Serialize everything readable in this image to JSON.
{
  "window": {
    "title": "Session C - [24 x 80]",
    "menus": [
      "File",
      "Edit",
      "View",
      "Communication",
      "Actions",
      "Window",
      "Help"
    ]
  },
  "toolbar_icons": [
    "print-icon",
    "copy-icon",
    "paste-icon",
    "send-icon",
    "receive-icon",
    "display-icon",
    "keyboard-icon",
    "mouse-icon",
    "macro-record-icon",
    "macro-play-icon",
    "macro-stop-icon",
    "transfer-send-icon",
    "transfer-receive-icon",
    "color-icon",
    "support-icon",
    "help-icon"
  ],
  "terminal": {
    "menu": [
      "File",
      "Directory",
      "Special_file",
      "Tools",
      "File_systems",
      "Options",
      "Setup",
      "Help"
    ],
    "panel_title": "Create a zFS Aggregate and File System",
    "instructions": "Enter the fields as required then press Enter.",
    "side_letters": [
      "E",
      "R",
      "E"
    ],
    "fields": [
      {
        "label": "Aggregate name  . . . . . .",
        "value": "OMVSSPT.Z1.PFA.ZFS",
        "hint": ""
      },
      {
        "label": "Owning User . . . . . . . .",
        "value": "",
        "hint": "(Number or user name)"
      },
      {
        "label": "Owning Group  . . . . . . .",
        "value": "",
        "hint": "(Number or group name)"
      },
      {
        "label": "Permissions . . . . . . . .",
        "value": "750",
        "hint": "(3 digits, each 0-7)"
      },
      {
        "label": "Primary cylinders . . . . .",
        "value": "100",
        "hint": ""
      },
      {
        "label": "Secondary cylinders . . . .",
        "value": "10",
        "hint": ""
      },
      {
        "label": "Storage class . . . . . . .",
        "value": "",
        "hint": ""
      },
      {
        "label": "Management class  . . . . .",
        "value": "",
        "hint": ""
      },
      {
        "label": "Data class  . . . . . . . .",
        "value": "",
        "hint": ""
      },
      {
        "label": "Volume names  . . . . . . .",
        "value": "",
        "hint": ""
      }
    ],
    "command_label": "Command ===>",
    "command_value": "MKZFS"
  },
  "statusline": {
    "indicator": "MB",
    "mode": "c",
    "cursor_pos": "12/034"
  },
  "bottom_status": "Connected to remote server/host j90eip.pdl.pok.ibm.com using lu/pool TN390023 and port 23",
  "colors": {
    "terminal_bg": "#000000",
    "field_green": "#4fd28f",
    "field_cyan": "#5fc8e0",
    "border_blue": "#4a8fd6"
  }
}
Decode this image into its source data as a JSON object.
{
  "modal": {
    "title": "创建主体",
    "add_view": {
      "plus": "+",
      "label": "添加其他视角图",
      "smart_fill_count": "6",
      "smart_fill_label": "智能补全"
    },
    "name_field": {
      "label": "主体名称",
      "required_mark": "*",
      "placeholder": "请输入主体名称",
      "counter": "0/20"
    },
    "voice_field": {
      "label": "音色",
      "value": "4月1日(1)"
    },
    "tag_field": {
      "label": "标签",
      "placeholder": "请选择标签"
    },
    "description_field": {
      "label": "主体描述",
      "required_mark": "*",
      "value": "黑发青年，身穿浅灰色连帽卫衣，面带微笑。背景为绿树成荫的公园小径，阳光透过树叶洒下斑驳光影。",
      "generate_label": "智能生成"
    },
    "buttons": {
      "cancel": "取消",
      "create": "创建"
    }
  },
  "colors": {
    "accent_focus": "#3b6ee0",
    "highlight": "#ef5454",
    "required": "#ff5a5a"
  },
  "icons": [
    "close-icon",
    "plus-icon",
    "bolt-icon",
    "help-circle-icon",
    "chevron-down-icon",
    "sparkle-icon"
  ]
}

▶ [Exercise brief]:
Your answer should be a single number: the count of lines in the material above that contain "fields".

▶ [Result]:
2